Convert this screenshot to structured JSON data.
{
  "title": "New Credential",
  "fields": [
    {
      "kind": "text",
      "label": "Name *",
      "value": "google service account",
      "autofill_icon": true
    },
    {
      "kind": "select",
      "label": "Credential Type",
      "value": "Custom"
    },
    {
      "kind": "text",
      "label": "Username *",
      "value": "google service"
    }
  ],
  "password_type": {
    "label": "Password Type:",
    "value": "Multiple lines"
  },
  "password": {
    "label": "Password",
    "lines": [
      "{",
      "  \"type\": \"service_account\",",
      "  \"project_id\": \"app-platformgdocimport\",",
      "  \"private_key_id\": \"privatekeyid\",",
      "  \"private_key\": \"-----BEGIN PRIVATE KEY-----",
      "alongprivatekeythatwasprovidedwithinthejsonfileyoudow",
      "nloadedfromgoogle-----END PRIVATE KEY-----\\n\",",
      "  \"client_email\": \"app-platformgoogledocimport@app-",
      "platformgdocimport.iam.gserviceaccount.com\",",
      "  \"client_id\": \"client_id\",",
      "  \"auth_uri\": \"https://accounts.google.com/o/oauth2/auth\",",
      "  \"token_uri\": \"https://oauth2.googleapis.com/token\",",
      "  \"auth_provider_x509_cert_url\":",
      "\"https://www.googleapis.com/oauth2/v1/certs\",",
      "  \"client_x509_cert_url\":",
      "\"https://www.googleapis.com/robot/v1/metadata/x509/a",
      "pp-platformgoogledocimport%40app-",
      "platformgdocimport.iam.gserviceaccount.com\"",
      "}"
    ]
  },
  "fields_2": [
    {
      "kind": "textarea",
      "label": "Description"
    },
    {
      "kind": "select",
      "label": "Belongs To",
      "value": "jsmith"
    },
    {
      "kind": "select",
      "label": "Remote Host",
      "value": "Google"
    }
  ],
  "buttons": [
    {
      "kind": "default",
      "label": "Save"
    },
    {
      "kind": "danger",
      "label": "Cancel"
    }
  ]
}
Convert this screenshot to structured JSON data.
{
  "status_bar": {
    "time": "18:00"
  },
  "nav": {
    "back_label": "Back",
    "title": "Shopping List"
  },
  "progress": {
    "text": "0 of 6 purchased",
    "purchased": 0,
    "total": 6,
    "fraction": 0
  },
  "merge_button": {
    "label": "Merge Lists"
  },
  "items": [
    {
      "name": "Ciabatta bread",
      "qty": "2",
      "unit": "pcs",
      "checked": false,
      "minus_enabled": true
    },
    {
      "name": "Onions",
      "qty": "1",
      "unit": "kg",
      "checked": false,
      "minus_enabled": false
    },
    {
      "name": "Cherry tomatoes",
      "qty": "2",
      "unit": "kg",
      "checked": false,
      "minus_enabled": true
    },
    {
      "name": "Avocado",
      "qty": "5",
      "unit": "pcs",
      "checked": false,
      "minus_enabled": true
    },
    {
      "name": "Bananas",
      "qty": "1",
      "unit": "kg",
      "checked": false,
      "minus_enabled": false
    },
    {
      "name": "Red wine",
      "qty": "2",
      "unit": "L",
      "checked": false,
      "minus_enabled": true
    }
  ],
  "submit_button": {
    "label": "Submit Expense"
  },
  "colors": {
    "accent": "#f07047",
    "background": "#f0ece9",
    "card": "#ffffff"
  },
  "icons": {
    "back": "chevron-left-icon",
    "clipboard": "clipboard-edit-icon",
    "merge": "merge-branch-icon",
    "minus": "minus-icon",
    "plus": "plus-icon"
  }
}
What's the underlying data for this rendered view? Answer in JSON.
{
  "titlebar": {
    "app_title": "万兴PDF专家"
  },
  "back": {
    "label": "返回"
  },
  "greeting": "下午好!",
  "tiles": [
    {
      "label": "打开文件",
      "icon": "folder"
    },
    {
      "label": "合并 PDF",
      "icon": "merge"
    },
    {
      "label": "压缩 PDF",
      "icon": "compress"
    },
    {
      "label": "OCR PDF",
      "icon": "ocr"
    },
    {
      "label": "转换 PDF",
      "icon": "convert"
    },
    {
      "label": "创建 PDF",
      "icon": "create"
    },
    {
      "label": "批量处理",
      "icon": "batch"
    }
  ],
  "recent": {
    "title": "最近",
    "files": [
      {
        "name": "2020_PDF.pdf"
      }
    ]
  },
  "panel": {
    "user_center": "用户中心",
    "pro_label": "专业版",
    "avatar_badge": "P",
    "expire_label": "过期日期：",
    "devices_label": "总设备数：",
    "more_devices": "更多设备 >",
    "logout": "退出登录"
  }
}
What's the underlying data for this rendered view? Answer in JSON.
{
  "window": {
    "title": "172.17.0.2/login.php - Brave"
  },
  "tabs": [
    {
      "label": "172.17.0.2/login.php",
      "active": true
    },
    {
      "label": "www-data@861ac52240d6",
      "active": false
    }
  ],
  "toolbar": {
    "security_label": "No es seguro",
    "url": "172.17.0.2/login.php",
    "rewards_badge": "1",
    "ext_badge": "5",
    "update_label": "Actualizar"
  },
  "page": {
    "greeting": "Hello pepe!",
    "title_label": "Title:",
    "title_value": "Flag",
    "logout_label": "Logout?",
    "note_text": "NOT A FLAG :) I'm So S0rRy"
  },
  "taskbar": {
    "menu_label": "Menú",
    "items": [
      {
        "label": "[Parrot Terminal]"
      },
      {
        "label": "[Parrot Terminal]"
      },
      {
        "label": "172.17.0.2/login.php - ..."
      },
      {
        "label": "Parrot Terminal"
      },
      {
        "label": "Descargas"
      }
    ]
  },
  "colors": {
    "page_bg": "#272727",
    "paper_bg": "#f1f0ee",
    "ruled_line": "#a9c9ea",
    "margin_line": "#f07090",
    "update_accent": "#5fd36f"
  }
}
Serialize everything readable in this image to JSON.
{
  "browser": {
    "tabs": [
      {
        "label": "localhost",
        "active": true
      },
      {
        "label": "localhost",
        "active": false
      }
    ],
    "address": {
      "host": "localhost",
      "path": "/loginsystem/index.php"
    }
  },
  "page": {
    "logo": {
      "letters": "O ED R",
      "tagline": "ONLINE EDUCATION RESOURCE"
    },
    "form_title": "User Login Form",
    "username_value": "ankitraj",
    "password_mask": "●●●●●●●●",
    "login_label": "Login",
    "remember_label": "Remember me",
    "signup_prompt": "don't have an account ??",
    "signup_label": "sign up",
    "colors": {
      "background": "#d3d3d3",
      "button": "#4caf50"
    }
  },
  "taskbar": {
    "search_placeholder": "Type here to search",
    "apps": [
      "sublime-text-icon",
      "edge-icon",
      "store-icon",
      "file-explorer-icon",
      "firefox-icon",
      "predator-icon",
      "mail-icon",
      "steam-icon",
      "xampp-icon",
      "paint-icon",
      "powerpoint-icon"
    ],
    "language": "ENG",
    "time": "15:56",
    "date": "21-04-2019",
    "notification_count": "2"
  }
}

Exercise instructions » The records above must be repeated exactly, every one of them.

The completed task »
Convert this screenshot to structured JSON data.
{
  "title": "New Credential",
  "fields": [
    {
      "kind": "text",
      "label": "Name *",
      "value": "google service account",
      "autofill_icon": true
    },
    {
      "kind": "select",
      "label": "Credential Type",
      "value": "Custom"
    },
    {
      "kind": "text",
      "label": "Username *",
      "value": "google service"
    }
  ],
  "password_type": {
    "label": "Password Type:",
    "value": "Multiple lines"
  },
  "password": {
    "label": "Password",
    "lines": [
      "{",
      "  \"type\": \"service_account\",",
      "  \"project_id\": \"app-platformgdocimport\",",
      "  \"private_key_id\": \"privatekeyid\",",
      "  \"private_key\": \"-----BEGIN PRIVATE KEY-----",
      "alongprivatekeythatwasprovidedwithinthejsonfileyoudow",
      "nloadedfromgoogle-----END PRIVATE KEY-----\\n\",",
      "  \"client_email\": \"app-platformgoogledocimport@app-",
      "platformgdocimport.iam.gserviceaccount.com\",",
      "  \"client_id\": \"client_id\",",
      "  \"auth_uri\": \"https://accounts.google.com/o/oauth2/auth\",",
      "  \"token_uri\": \"https://oauth2.googleapis.com/token\",",
      "  \"auth_provider_x509_cert_url\":",
      "\"https://www.googleapis.com/oauth2/v1/certs\",",
      "  \"client_x509_cert_url\":",
      "\"https://www.googleapis.com/robot/v1/metadata/x509/a",
      "pp-platformgoogledocimport%40app-",
      "platformgdocimport.iam.gserviceaccount.com\"",
      "}"
    ]
  },
  "fields_2": [
    {
      "kind": "textarea",
      "label": "Description"
    },
    {
      "kind": "select",
      "label": "Belongs To",
      "value": "jsmith"
    },
    {
      "kind": "select",
      "label": "Remote Host",
      "value": "Google"
    }
  ],
  "buttons": [
    {
      "kind": "default",
      "label": "Save"
    },
    {
      "kind": "danger",
      "label": "Cancel"
    }
  ]
}
Convert this screenshot to structured JSON data.
{
  "status_bar": {
    "time": "18:00"
  },
  "nav": {
    "back_label": "Back",
    "title": "Shopping List"
  },
  "progress": {
    "text": "0 of 6 purchased",
    "purchased": 0,
    "total": 6,
    "fraction": 0
  },
  "merge_button": {
    "label": "Merge Lists"
  },
  "items": [
    {
      "name": "Ciabatta bread",
      "qty": "2",
      "unit": "pcs",
      "checked": false,
      "minus_enabled": true
    },
    {
      "name": "Onions",
      "qty": "1",
      "unit": "kg",
      "checked": false,
      "minus_enabled": false
    },
    {
      "name": "Cherry tomatoes",
      "qty": "2",
      "unit": "kg",
      "checked": false,
      "minus_enabled": true
    },
    {
      "name": "Avocado",
      "qty": "5",
      "unit": "pcs",
      "checked": false,
      "minus_enabled": true
    },
    {
      "name": "Bananas",
      "qty": "1",
      "unit": "kg",
      "checked": false,
      "minus_enabled": false
    },
    {
      "name": "Red wine",
      "qty": "2",
      "unit": "L",
      "checked": false,
      "minus_enabled": true
    }
  ],
  "submit_button": {
    "label": "Submit Expense"
  },
  "colors": {
    "accent": "#f07047",
    "background": "#f0ece9",
    "card": "#ffffff"
  },
  "icons": {
    "back": "chevron-left-icon",
    "clipboard": "clipboard-edit-icon",
    "merge": "merge-branch-icon",
    "minus": "minus-icon",
    "plus": "plus-icon"
  }
}
What's the underlying data for this rendered view? Answer in JSON.
{
  "titlebar": {
    "app_title": "万兴PDF专家"
  },
  "back": {
    "label": "返回"
  },
  "greeting": "下午好!",
  "tiles": [
    {
      "label": "打开文件",
      "icon": "folder"
    },
    {
      "label": "合并 PDF",
      "icon": "merge"
    },
    {
      "label": "压缩 PDF",
      "icon": "compress"
    },
    {
      "label": "OCR PDF",
      "icon": "ocr"
    },
    {
      "label": "转换 PDF",
      "icon": "convert"
    },
    {
      "label": "创建 PDF",
      "icon": "create"
    },
    {
      "label": "批量处理",
      "icon": "batch"
    }
  ],
  "recent": {
    "title": "最近",
    "files": [
      {
        "name": "2020_PDF.pdf"
      }
    ]
  },
  "panel": {
    "user_center": "用户中心",
    "pro_label": "专业版",
    "avatar_badge": "P",
    "expire_label": "过期日期：",
    "devices_label": "总设备数：",
    "more_devices": "更多设备 >",
    "logout": "退出登录"
  }
}
What's the underlying data for this rendered view? Answer in JSON.
{
  "window": {
    "title": "172.17.0.2/login.php - Brave"
  },
  "tabs": [
    {
      "label": "172.17.0.2/login.php",
      "active": true
    },
    {
      "label": "www-data@861ac52240d6",
      "active": false
    }
  ],
  "toolbar": {
    "security_label": "No es seguro",
    "url": "172.17.0.2/login.php",
    "rewards_badge": "1",
    "ext_badge": "5",
    "update_label": "Actualizar"
  },
  "page": {
    "greeting": "Hello pepe!",
    "title_label": "Title:",
    "title_value": "Flag",
    "logout_label": "Logout?",
    "note_text": "NOT A FLAG :) I'm So S0rRy"
  },
  "taskbar": {
    "menu_label": "Menú",
    "items": [
      {
        "label": "[Parrot Terminal]"
      },
      {
        "label": "[Parrot Terminal]"
      },
      {
        "label": "172.17.0.2/login.php - ..."
      },
      {
        "label": "Parrot Terminal"
      },
      {
        "label": "Descargas"
      }
    ]
  },
  "colors": {
    "page_bg": "#272727",
    "paper_bg": "#f1f0ee",
    "ruled_line": "#a9c9ea",
    "margin_line": "#f07090",
    "update_accent": "#5fd36f"
  }
}
Serialize everything readable in this image to JSON.
{
  "browser": {
    "tabs": [
      {
        "label": "localhost",
        "active": true
      },
      {
        "label": "localhost",
        "active": false
      }
    ],
    "address": {
      "host": "localhost",
      "path": "/loginsystem/index.php"
    }
  },
  "page": {
    "logo": {
      "letters": "O ED R",
      "tagline": "ONLINE EDUCATION RESOURCE"
    },
    "form_title": "User Login Form",
    "username_value": "ankitraj",
    "password_mask": "●●●●●●●●",
    "login_label": "Login",
    "remember_label": "Remember me",
    "signup_prompt": "don't have an account ??",
    "signup_label": "sign up",
    "colors": {
      "background": "#d3d3d3",
      "button": "#4caf50"
    }
  },
  "taskbar": {
    "search_placeholder": "Type here to search",
    "apps": [
      "sublime-text-icon",
      "edge-icon",
      "store-icon",
      "file-explorer-icon",
      "firefox-icon",
      "predator-icon",
      "mail-icon",
      "steam-icon",
      "xampp-icon",
      "paint-icon",
      "powerpoint-icon"
    ],
    "language": "ENG",
    "time": "15:56",
    "date": "21-04-2019",
    "notification_count": "2"
  }
}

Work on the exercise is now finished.